_提示文_:
============================================================

【お城EXPO2016・後編】お城づくしでお城三昧!お城のすべてが横浜に結集した三日間!
「お城EXPO2016」の開催は12月23,24,25日の3日間。クリスマスのみなとみらいはあちこちに大きなクリスマスツリーが飾られてカップルや家族連れで賑わっていますが、会場のパシフィコ横浜会議室に一歩足を踏み入れるとそこにいたのは
「よくぞ参られた!ゆっくり楽しんでいかれよ!」
と、サンタクロースではなく戦国武将や忍者に扮したみなさま。様々なフォーメーションでの決めポースで撮影に応じてくれます。
ここ数年、各地のお城に行くとこのように「おもてなし武将隊」と呼ばれる方々がいて、パフォーマンスをしている姿をよく見ますね。早速お城に来たような気持ちになりテンションが上がります!
代表的な名城がズラリ!日本100名城写真展
とにかく広いこのパシフィコ横浜の会議室1〜5階まですべてがお城づくしということで、どこから攻めたらいいか悩みますが、まずは「日本100名城写真展」に行ってみました。

============================================================

_資料_:

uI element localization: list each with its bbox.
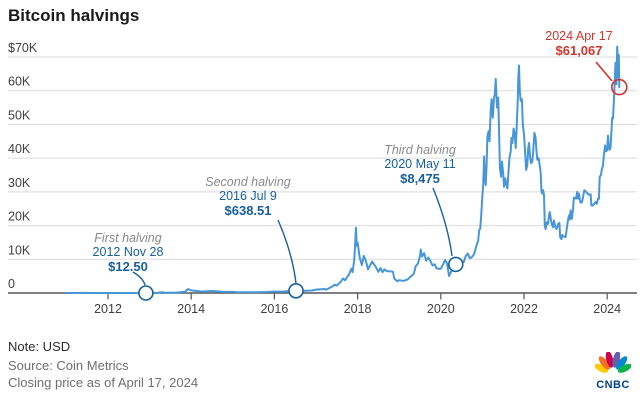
cnbc-wordmark: CNBC bbox=[596, 379, 630, 391]
chart-title: Bitcoin halvings bbox=[8, 6, 140, 25]
connector-latest-price bbox=[595, 61, 613, 82]
annotation-date: 2020 May 11 bbox=[384, 157, 455, 171]
price-chart: $70K 60K 50K 40K 30K 20K 10K 0 2012 2014 2016 2018… bbox=[8, 29, 637, 316]
y-tick-label: 0 bbox=[8, 277, 15, 291]
connector-second-halving bbox=[277, 219, 297, 284]
connector-third-halving bbox=[432, 187, 453, 257]
halving-marker[interactable] bbox=[138, 285, 154, 301]
y-tick-label: $70K bbox=[8, 41, 38, 55]
annotation-label: Second halving bbox=[205, 175, 291, 189]
x-tick-label: 2012 bbox=[94, 302, 122, 316]
latest-price-marker[interactable] bbox=[610, 78, 628, 96]
bitcoin-price-line[interactable] bbox=[65, 45, 621, 294]
halving-marker[interactable] bbox=[447, 256, 464, 273]
footer-source: Source: Coin Metrics bbox=[8, 358, 129, 373]
annotation-price: $61,067 bbox=[556, 43, 603, 58]
y-tick-label: 40K bbox=[8, 142, 31, 156]
cnbc-logo: CNBC bbox=[592, 351, 634, 391]
x-tick-label: 2016 bbox=[260, 302, 288, 316]
annotation-third-halving: Third halving 2020 May 11 $8,475 bbox=[384, 143, 456, 186]
annotation-label: Third halving bbox=[384, 143, 456, 157]
halving-markers[interactable] bbox=[138, 78, 628, 301]
connector-first-halving bbox=[132, 271, 146, 286]
annotation-connectors bbox=[132, 61, 613, 286]
x-tick-label: 2020 bbox=[427, 302, 455, 316]
y-gridlines bbox=[8, 56, 637, 294]
annotation-label: First halving bbox=[94, 231, 161, 245]
y-tick-label: 50K bbox=[8, 108, 31, 122]
x-tick-label: 2018 bbox=[344, 302, 372, 316]
y-tick-label: 20K bbox=[8, 210, 31, 224]
peacock-icon bbox=[594, 351, 632, 373]
x-tick-label: 2024 bbox=[593, 302, 621, 316]
annotation-latest-price: 2024 Apr 17 $61,067 bbox=[545, 29, 612, 58]
annotation-date: 2016 Jul 9 bbox=[219, 189, 277, 203]
y-axis-labels: $70K 60K 50K 40K 30K 20K 10K 0 bbox=[8, 41, 38, 291]
y-tick-label: 10K bbox=[8, 243, 31, 257]
footer-note: Note: USD bbox=[8, 339, 71, 354]
annotation-second-halving: Second halving 2016 Jul 9 $638.51 bbox=[205, 175, 291, 218]
price-line[interactable] bbox=[65, 45, 621, 294]
footer-as-of: Closing price as of April 17, 2024 bbox=[8, 375, 199, 390]
x-tick-label: 2014 bbox=[177, 302, 205, 316]
y-tick-label: 60K bbox=[8, 75, 31, 89]
annotation-price: $8,475 bbox=[400, 171, 440, 186]
annotation-first-halving: First halving 2012 Nov 28 $12.50 bbox=[93, 231, 164, 274]
annotation-date: 2012 Nov 28 bbox=[93, 245, 164, 259]
x-tick-label: 2022 bbox=[510, 302, 538, 316]
annotation-date: 2024 Apr 17 bbox=[545, 29, 612, 43]
chart-footer: Note: USD Source: Coin Metrics Closing p… bbox=[8, 338, 198, 391]
annotation-price: $638.51 bbox=[225, 203, 272, 218]
annotation-price: $12.50 bbox=[108, 259, 148, 274]
x-axis: 2012 2014 2016 2018 2020 2022 2024 bbox=[94, 293, 621, 316]
y-tick-label: 30K bbox=[8, 176, 31, 190]
halving-marker[interactable] bbox=[288, 282, 304, 299]
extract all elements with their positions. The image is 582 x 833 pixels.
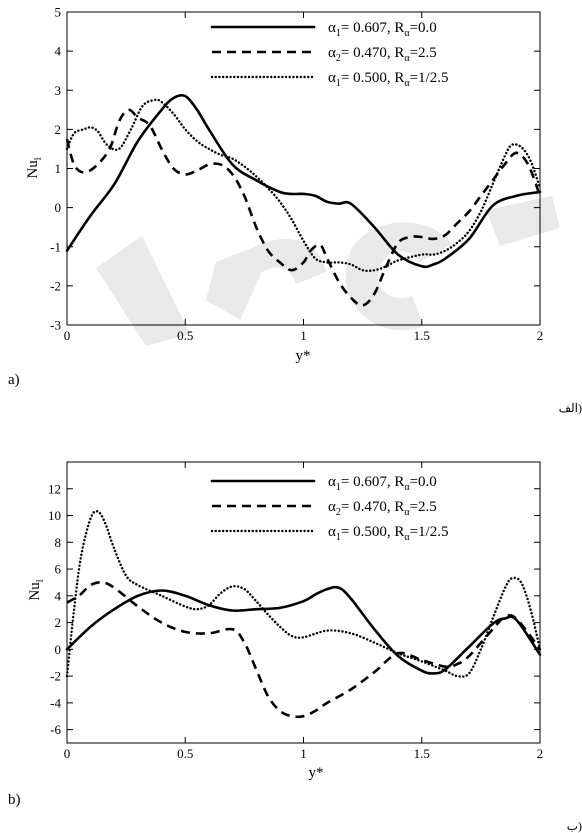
series-line-dashed (65, 108, 542, 307)
series-line-dashed (66, 581, 542, 719)
y-tick-label: 8 (55, 535, 62, 550)
x-ticks-b: 0 0.5 1 1.5 2 (64, 462, 544, 761)
y-tick-label: -2 (50, 669, 61, 684)
panel-label-b: b) (8, 792, 21, 808)
watermark (96, 196, 560, 346)
y-tick-label: 6 (55, 562, 62, 577)
x-ticks-a: 0 0.5 1 1.5 2 (64, 12, 544, 343)
y-tick-label: -3 (50, 318, 61, 333)
panel-label-b-fa: ب) (567, 819, 582, 833)
y-tick-label: 0 (55, 200, 62, 215)
y-axis-label-a: Nul (25, 157, 44, 178)
x-tick-label: 2 (537, 746, 544, 761)
x-tick-label: 0 (64, 746, 71, 761)
panel-label-a-fa: الف) (559, 401, 582, 415)
series-group-b (65, 510, 542, 719)
panel-label-a: a) (8, 372, 20, 388)
legend-label: α1= 0.500, Rα=1/2.5 (328, 524, 448, 543)
legend-label: α2= 0.470, Rα=2.5 (328, 499, 437, 518)
y-tick-label: -1 (50, 239, 61, 254)
y-tick-label: 4 (55, 588, 62, 603)
x-tick-label: 2 (537, 328, 544, 343)
legend-label: α1= 0.607, Rα=0.0 (328, 20, 437, 39)
x-tick-label: 1 (300, 746, 307, 761)
legend-label: α1= 0.500, Rα=1/2.5 (328, 70, 448, 89)
y-ticks-a: -3 -2 -1 0 1 2 3 4 5 (50, 5, 540, 333)
y-ticks-b: -6 -4 -2 0 2 4 6 8 10 12 (48, 481, 540, 737)
chart-panel-b: 0 0.5 1 1.5 2 -6 -4 -2 0 2 4 6 8 10 12 α1= 0.607, Rα=… (8, 461, 582, 833)
legend-label: α2= 0.470, Rα=2.5 (328, 45, 437, 64)
y-tick-label: 2 (55, 615, 62, 630)
legend-label: α1= 0.607, Rα=0.0 (328, 474, 437, 493)
x-tick-label: 0.5 (177, 746, 193, 761)
y-tick-label: 10 (48, 508, 61, 523)
legend-a: α1= 0.607, Rα=0.0 α2= 0.470, Rα=2.5 α1= 0.… (210, 20, 448, 89)
x-tick-label: 0.5 (177, 328, 193, 343)
series-line-solid (65, 585, 542, 675)
y-tick-label: -4 (50, 695, 61, 710)
series-line-dotted (65, 510, 542, 678)
legend-b: α1= 0.607, Rα=0.0 α2= 0.470, Rα=2.5 α1= 0.… (210, 474, 448, 543)
x-tick-label: 1.5 (414, 746, 430, 761)
series-group-a (65, 93, 542, 307)
y-axis-label-b: Nul (27, 579, 46, 600)
y-tick-label: 5 (55, 5, 62, 20)
x-tick-label: 0 (64, 328, 71, 343)
y-tick-label: 12 (48, 481, 61, 496)
chart-panel-a: 0 0.5 1 1.5 2 -3 -2 -1 0 1 2 3 4 5 α1= 0.607, Rα=0.0… (8, 5, 582, 416)
y-tick-label: 4 (55, 44, 62, 59)
x-axis-label-b: y* (309, 765, 324, 781)
y-tick-label: 1 (55, 161, 62, 176)
y-tick-label: 0 (55, 642, 62, 657)
y-tick-label: 3 (55, 83, 62, 98)
y-tick-label: -2 (50, 278, 61, 293)
y-tick-label: -6 (50, 722, 61, 737)
y-tick-label: 2 (55, 122, 62, 137)
x-tick-label: 1.5 (414, 328, 430, 343)
x-tick-label: 1 (300, 328, 307, 343)
x-axis-label-a: y* (296, 348, 311, 364)
series-line-dotted (65, 98, 542, 273)
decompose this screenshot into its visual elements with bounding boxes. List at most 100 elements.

============================================================

_問題と課題_:
(1) お城EXPO2016の記事によると、このイベントはどの会場で開かれましたか。
(2) お城EXPO2016の記事を、最後の文の後から引き継いで書き進めてください。

_解答一覧_:
(1) パシフィコ横浜の会議室です。

(2)
「日本100名城」は、日本を代表する文化遺産であり地域の歴史的シンボルでもある城郭・城跡を、多くの人に知ってもらい各地の名城探訪への手がかりにしてもらえるように、そして地域の振興につながるようにと、財団法人日本城郭協会によって2006年に定められました。
現在日本に江戸時代から残っているお城は12城あり「現存12天守」と呼ばれていて、そのうち5城(姫路城、彦根城、犬山城、松本城、松江城)が国宝となっています。
これら「現存12天守」を筆頭に各都道府県からひとつ以上が選ばれ100城となっていて、お城巡りがより楽しめるようにスタンプラリーも設けられていています。
お城EXPO2016では、北は北海道の「根室半島チャシ跡群(ヲンネモトチャシ)」から南は沖縄の「首里城」までの、選ばれし100名城の写真とお城の歴史、代表的な城主などの情報が載せられたパネルがズラリと並びました。
ひとつひとつを見ながら歩いていくだけでなんだか100城すべてを回ったような気持ちになれますね。
パネル展示だけではなく、日本100名城に選定されているお城の地元団体が、戦国時代の姫や戦国武将に扮した案内でお城めぐりに役立つとっておき情報や周辺の観光を紹介するブースもあり、鎧兜の展示や、甲冑を着ての記念撮影会があったりとこちらも大賑わいでした!
左:動かないので鎧だけかと思っていたら中に人が入っててびっくりしました!
ご当地キャラたちも勢揃い!
お城のある町にご当地キャラあり!(いや、ご当地キャラは全国各地にいますが)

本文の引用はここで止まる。